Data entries
◇ ◇ ◇ ◇ ◇

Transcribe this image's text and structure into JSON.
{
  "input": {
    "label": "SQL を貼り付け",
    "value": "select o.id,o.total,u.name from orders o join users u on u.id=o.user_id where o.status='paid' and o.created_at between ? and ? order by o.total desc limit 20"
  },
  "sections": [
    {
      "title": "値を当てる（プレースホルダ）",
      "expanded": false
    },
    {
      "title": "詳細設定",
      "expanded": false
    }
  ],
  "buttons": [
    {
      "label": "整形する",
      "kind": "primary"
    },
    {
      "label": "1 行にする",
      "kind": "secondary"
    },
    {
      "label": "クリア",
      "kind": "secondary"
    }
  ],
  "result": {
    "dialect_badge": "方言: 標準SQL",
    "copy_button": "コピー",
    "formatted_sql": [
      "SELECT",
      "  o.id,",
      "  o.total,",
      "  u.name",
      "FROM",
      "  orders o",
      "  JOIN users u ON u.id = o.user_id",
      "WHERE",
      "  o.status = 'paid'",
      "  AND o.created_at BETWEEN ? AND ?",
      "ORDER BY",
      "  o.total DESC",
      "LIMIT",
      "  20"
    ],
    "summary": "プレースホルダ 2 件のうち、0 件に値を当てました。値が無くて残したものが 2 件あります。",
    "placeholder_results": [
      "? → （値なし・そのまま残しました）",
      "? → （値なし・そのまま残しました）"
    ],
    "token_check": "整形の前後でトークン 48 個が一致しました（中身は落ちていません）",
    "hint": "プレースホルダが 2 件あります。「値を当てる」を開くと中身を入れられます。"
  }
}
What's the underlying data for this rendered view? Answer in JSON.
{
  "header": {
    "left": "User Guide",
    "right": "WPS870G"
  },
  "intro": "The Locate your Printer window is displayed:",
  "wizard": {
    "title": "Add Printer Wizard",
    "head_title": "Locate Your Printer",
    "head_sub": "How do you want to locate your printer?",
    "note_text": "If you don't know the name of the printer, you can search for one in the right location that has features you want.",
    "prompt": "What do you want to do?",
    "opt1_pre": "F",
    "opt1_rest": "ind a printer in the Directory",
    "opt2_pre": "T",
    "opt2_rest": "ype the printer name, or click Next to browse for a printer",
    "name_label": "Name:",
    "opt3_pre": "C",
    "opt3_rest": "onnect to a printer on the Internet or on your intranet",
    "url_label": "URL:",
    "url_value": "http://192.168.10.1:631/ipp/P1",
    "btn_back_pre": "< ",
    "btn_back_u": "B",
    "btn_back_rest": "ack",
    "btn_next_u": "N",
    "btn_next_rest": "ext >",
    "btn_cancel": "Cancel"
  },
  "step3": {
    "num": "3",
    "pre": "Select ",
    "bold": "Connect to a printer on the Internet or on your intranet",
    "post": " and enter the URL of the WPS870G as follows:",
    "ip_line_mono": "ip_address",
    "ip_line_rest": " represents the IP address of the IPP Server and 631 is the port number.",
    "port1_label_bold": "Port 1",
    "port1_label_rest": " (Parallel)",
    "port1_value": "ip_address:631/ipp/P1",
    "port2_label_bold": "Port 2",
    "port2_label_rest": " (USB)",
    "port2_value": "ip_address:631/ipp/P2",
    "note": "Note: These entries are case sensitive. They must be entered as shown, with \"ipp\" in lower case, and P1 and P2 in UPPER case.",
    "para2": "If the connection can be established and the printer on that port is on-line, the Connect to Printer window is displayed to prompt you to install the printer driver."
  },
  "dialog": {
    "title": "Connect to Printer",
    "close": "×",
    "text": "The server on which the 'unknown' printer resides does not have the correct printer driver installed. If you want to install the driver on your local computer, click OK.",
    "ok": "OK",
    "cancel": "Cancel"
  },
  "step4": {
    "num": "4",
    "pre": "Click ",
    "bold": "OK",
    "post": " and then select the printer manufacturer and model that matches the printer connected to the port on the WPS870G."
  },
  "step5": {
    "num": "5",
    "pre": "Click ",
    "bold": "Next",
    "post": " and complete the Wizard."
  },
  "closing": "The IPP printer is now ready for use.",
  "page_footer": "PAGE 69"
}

◇ ◇ ◇ ◇ ◇

Task objective - Reproduce each entry exactly, leaving out nothing.

Reply -
Transcribe this image's text and structure into JSON.
{
  "input": {
    "label": "SQL を貼り付け",
    "value": "select o.id,o.total,u.name from orders o join users u on u.id=o.user_id where o.status='paid' and o.created_at between ? and ? order by o.total desc limit 20"
  },
  "sections": [
    {
      "title": "値を当てる（プレースホルダ）",
      "expanded": false
    },
    {
      "title": "詳細設定",
      "expanded": false
    }
  ],
  "buttons": [
    {
      "label": "整形する",
      "kind": "primary"
    },
    {
      "label": "1 行にする",
      "kind": "secondary"
    },
    {
      "label": "クリア",
      "kind": "secondary"
    }
  ],
  "result": {
    "dialect_badge": "方言: 標準SQL",
    "copy_button": "コピー",
    "formatted_sql": [
      "SELECT",
      "  o.id,",
      "  o.total,",
      "  u.name",
      "FROM",
      "  orders o",
      "  JOIN users u ON u.id = o.user_id",
      "WHERE",
      "  o.status = 'paid'",
      "  AND o.created_at BETWEEN ? AND ?",
      "ORDER BY",
      "  o.total DESC",
      "LIMIT",
      "  20"
    ],
    "summary": "プレースホルダ 2 件のうち、0 件に値を当てました。値が無くて残したものが 2 件あります。",
    "placeholder_results": [
      "? → （値なし・そのまま残しました）",
      "? → （値なし・そのまま残しました）"
    ],
    "token_check": "整形の前後でトークン 48 個が一致しました（中身は落ちていません）",
    "hint": "プレースホルダが 2 件あります。「値を当てる」を開くと中身を入れられます。"
  }
}
What's the underlying data for this rendered view? Answer in JSON.
{
  "header": {
    "left": "User Guide",
    "right": "WPS870G"
  },
  "intro": "The Locate your Printer window is displayed:",
  "wizard": {
    "title": "Add Printer Wizard",
    "head_title": "Locate Your Printer",
    "head_sub": "How do you want to locate your printer?",
    "note_text": "If you don't know the name of the printer, you can search for one in the right location that has features you want.",
    "prompt": "What do you want to do?",
    "opt1_pre": "F",
    "opt1_rest": "ind a printer in the Directory",
    "opt2_pre": "T",
    "opt2_rest": "ype the printer name, or click Next to browse for a printer",
    "name_label": "Name:",
    "opt3_pre": "C",
    "opt3_rest": "onnect to a printer on the Internet or on your intranet",
    "url_label": "URL:",
    "url_value": "http://192.168.10.1:631/ipp/P1",
    "btn_back_pre": "< ",
    "btn_back_u": "B",
    "btn_back_rest": "ack",
    "btn_next_u": "N",
    "btn_next_rest": "ext >",
    "btn_cancel": "Cancel"
  },
  "step3": {
    "num": "3",
    "pre": "Select ",
    "bold": "Connect to a printer on the Internet or on your intranet",
    "post": " and enter the URL of the WPS870G as follows:",
    "ip_line_mono": "ip_address",
    "ip_line_rest": " represents the IP address of the IPP Server and 631 is the port number.",
    "port1_label_bold": "Port 1",
    "port1_label_rest": " (Parallel)",
    "port1_value": "ip_address:631/ipp/P1",
    "port2_label_bold": "Port 2",
    "port2_label_rest": " (USB)",
    "port2_value": "ip_address:631/ipp/P2",
    "note": "Note: These entries are case sensitive. They must be entered as shown, with \"ipp\" in lower case, and P1 and P2 in UPPER case.",
    "para2": "If the connection can be established and the printer on that port is on-line, the Connect to Printer window is displayed to prompt you to install the printer driver."
  },
  "dialog": {
    "title": "Connect to Printer",
    "close": "×",
    "text": "The server on which the 'unknown' printer resides does not have the correct printer driver installed. If you want to install the driver on your local computer, click OK.",
    "ok": "OK",
    "cancel": "Cancel"
  },
  "step4": {
    "num": "4",
    "pre": "Click ",
    "bold": "OK",
    "post": " and then select the printer manufacturer and model that matches the printer connected to the port on the WPS870G."
  },
  "step5": {
    "num": "5",
    "pre": "Click ",
    "bold": "Next",
    "post": " and complete the Wizard."
  },
  "closing": "The IPP printer is now ready for use.",
  "page_footer": "PAGE 69"
}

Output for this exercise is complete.